→ **Task prompt**: What follows is a listing. Return every line of it exactly.

→ **Records for processing**:
━━━━━━━━━━━━━━━━━━━━━━━━━━━━━━

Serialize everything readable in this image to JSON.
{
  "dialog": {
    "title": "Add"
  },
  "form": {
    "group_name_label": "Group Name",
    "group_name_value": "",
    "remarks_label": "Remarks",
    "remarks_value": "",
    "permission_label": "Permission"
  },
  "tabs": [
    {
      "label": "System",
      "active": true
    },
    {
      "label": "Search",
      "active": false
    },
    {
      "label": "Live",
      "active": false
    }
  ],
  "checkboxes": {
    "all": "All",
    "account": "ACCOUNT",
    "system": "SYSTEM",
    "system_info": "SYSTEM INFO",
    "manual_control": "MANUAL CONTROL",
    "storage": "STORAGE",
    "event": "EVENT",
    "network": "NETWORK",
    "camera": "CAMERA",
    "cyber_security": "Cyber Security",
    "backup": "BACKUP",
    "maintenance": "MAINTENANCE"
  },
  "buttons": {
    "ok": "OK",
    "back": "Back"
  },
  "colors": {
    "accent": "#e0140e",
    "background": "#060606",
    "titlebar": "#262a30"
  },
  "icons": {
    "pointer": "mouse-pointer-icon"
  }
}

━━━━━━━━━━━━━━━━━━━━━━━━━━━━━━

→ **Response**:
Serialize everything readable in this image to JSON.
{
  "dialog": {
    "title": "Add"
  },
  "form": {
    "group_name_label": "Group Name",
    "group_name_value": "",
    "remarks_label": "Remarks",
    "remarks_value": "",
    "permission_label": "Permission"
  },
  "tabs": [
    {
      "label": "System",
      "active": true
    },
    {
      "label": "Search",
      "active": false
    },
    {
      "label": "Live",
      "active": false
    }
  ],
  "checkboxes": {
    "all": "All",
    "account": "ACCOUNT",
    "system": "SYSTEM",
    "system_info": "SYSTEM INFO",
    "manual_control": "MANUAL CONTROL",
    "storage": "STORAGE",
    "event": "EVENT",
    "network": "NETWORK",
    "camera": "CAMERA",
    "cyber_security": "Cyber Security",
    "backup": "BACKUP",
    "maintenance": "MAINTENANCE"
  },
  "buttons": {
    "ok": "OK",
    "back": "Back"
  },
  "colors": {
    "accent": "#e0140e",
    "background": "#060606",
    "titlebar": "#262a30"
  },
  "icons": {
    "pointer": "mouse-pointer-icon"
  }
}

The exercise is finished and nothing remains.